BRIEF:
Can you update the data below so that every "seattle" becomes "Portland", with everything else unchanged and the pictures left out?

[Annotated element listings]
--
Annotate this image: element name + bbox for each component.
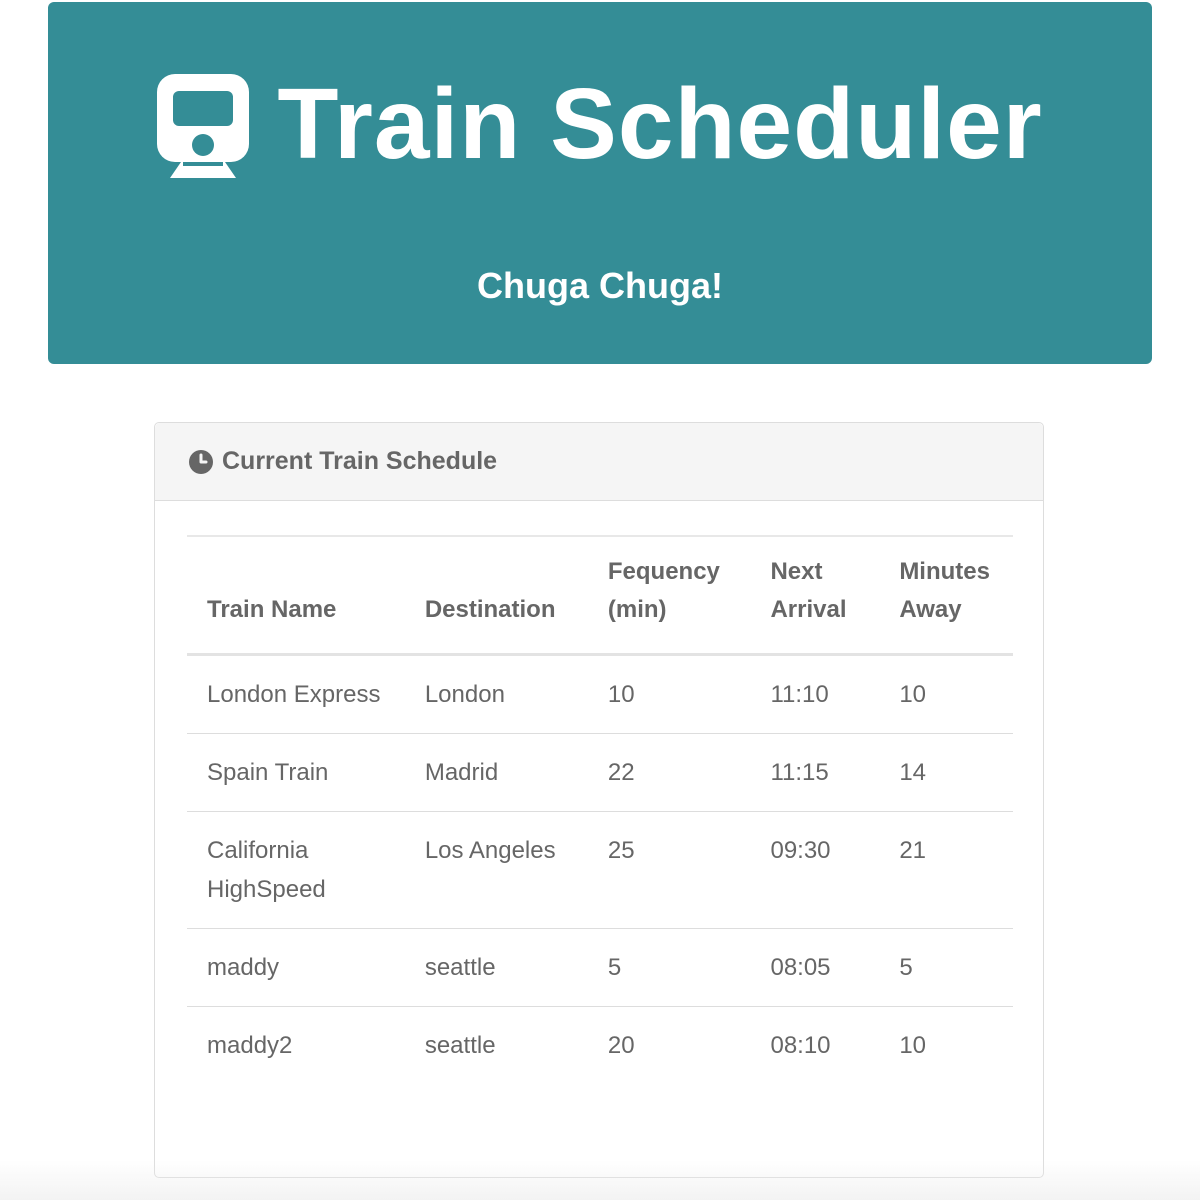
column-header-destination: Destination [424, 595, 556, 623]
cell-next-arrival: 11:15 [770, 758, 829, 786]
cell-train-name: California HighSpeed [207, 836, 326, 903]
cell-minutes-away: 10 [899, 1031, 927, 1059]
cell-destination: seattle [424, 1031, 496, 1059]
cell-destination: seattle [424, 953, 496, 981]
cell-next-arrival: 08:10 [770, 1031, 831, 1059]
schedule-panel: Current Train Schedule Train Name Destin… [154, 422, 1044, 1178]
cell-destination: Madrid [424, 758, 499, 786]
cell-frequency: 10 [607, 680, 635, 708]
table-row: California HighSpeed Los Angeles 25 09:3… [187, 811, 1013, 928]
column-header-next-arrival: Next Arrival [770, 557, 847, 623]
cell-train-name: Spain Train [207, 758, 329, 786]
page-title: Train Scheduler [277, 68, 1043, 180]
column-header-train-name: Train Name [207, 595, 337, 623]
cell-destination: Los Angeles [424, 836, 556, 864]
schedule-table-wrapper: Train Name Destination Fequency (min) Ne… [187, 535, 1013, 1084]
header-jumbotron: Train Scheduler Chuga Chuga! [48, 2, 1152, 364]
cell-next-arrival: 11:10 [770, 680, 829, 708]
table-row: maddy seattle 5 08:05 5 [187, 928, 1013, 1006]
cell-frequency: 20 [607, 1031, 635, 1059]
cell-next-arrival: 09:30 [770, 836, 831, 864]
cell-frequency: 25 [607, 836, 635, 864]
panel-heading: Current Train Schedule [155, 423, 1043, 501]
cell-frequency: 22 [607, 758, 635, 786]
clock-icon [189, 449, 213, 474]
cell-next-arrival: 08:05 [770, 953, 831, 981]
cell-train-name: maddy2 [207, 1031, 293, 1059]
cell-minutes-away: 10 [899, 680, 927, 708]
table-row: maddy2 seattle 20 08:10 10 [187, 1006, 1013, 1084]
cell-frequency: 5 [607, 953, 622, 981]
table-row: London Express London 10 11:10 10 [187, 654, 1013, 733]
column-header-minutes-away: Minutes Away [899, 557, 990, 623]
cell-minutes-away: 14 [899, 758, 927, 786]
cell-train-name: maddy [207, 953, 280, 981]
panel-title: Current Train Schedule [222, 447, 498, 475]
cell-destination: London [424, 680, 505, 708]
column-header-frequency: Fequency (min) [607, 557, 720, 623]
schedule-table: Train Name Destination Fequency (min) Ne… [187, 535, 1013, 1084]
header-title-row: Train Scheduler [48, 70, 1152, 178]
cell-train-name: London Express [207, 680, 381, 708]
table-row: Spain Train Madrid 22 11:15 14 [187, 733, 1013, 811]
page-subtitle: Chuga Chuga! [477, 265, 723, 306]
table-header-row: Train Name Destination Fequency (min) Ne… [187, 536, 1013, 654]
cell-minutes-away: 5 [899, 953, 913, 981]
train-icon [157, 74, 250, 178]
cell-minutes-away: 21 [899, 836, 927, 864]
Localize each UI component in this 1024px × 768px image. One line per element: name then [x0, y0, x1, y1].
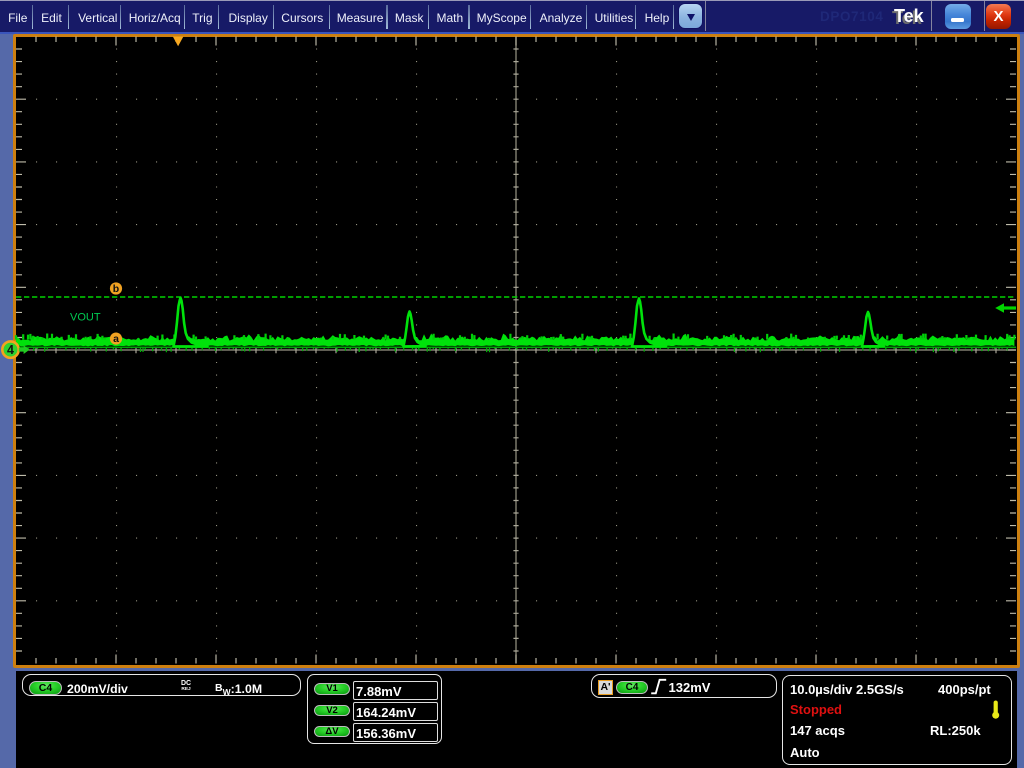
- svg-text:4: 4: [7, 343, 14, 357]
- svg-text:VOUT: VOUT: [70, 311, 101, 323]
- svg-text:a: a: [113, 333, 119, 345]
- svg-text:b: b: [113, 283, 119, 295]
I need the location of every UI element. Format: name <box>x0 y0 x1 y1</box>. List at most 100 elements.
--
ANSWER IN FULL:
Annotate this image: element name + bbox for each component.
column-header-destination: Destination [424, 595, 556, 623]
cell-next-arrival: 11:15 [770, 758, 829, 786]
cell-train-name: California HighSpeed [207, 836, 326, 903]
cell-minutes-away: 10 [899, 1031, 927, 1059]
cell-destination: Portland [424, 1031, 496, 1059]
cell-destination: Portland [424, 953, 496, 981]
cell-next-arrival: 08:10 [770, 1031, 831, 1059]
schedule-panel: Current Train Schedule Train Name Destin… [154, 422, 1044, 1178]
cell-destination: Madrid [424, 758, 499, 786]
cell-frequency: 10 [607, 680, 635, 708]
table-row: California HighSpeed Los Angeles 25 09:3… [187, 811, 1013, 928]
column-header-next-arrival: Next Arrival [770, 557, 847, 623]
cell-train-name: Spain Train [207, 758, 329, 786]
page-title: Train Scheduler [277, 68, 1043, 180]
column-header-train-name: Train Name [207, 595, 337, 623]
cell-destination: Los Angeles [424, 836, 556, 864]
schedule-table-wrapper: Train Name Destination Fequency (min) Ne… [187, 535, 1013, 1084]
header-jumbotron: Train Scheduler Chuga Chuga! [48, 2, 1152, 364]
cell-next-arrival: 11:10 [770, 680, 829, 708]
table-row: maddy Portland 5 08:05 5 [187, 928, 1013, 1006]
cell-frequency: 20 [607, 1031, 635, 1059]
cell-next-arrival: 09:30 [770, 836, 831, 864]
cell-frequency: 25 [607, 836, 635, 864]
panel-heading: Current Train Schedule [155, 423, 1043, 501]
cell-frequency: 22 [607, 758, 635, 786]
clock-icon [189, 449, 213, 474]
cell-next-arrival: 08:05 [770, 953, 831, 981]
cell-train-name: maddy2 [207, 1031, 293, 1059]
cell-minutes-away: 10 [899, 680, 927, 708]
table-row: maddy2 Portland 20 08:10 10 [187, 1006, 1013, 1084]
cell-frequency: 5 [607, 953, 622, 981]
table-row: London Express London 10 11:10 10 [187, 654, 1013, 733]
column-header-minutes-away: Minutes Away [899, 557, 990, 623]
cell-minutes-away: 14 [899, 758, 927, 786]
cell-train-name: maddy [207, 953, 280, 981]
panel-title: Current Train Schedule [222, 447, 498, 475]
cell-destination: London [424, 680, 505, 708]
column-header-frequency: Fequency (min) [607, 557, 720, 623]
schedule-table: Train Name Destination Fequency (min) Ne… [187, 535, 1013, 1084]
header-title-row: Train Scheduler [48, 70, 1152, 178]
cell-train-name: London Express [207, 680, 381, 708]
table-row: Spain Train Madrid 22 11:15 14 [187, 733, 1013, 811]
page-subtitle: Chuga Chuga! [477, 265, 723, 306]
table-header-row: Train Name Destination Fequency (min) Ne… [187, 536, 1013, 654]
cell-minutes-away: 5 [899, 953, 913, 981]
train-icon [157, 74, 250, 178]
cell-minutes-away: 21 [899, 836, 927, 864]
Localize each UI component in this 1024px × 768px image. One line per element: name then [x0, y0, x1, y1].
- svg-text:4: 4: [7, 343, 14, 357]
- svg-text:VOUT: VOUT: [70, 311, 101, 323]
- svg-text:a: a: [113, 333, 119, 345]
- svg-text:b: b: [113, 283, 119, 295]
I need the location of every UI element. Format: name <box>x0 y0 x1 y1</box>. List at most 100 elements.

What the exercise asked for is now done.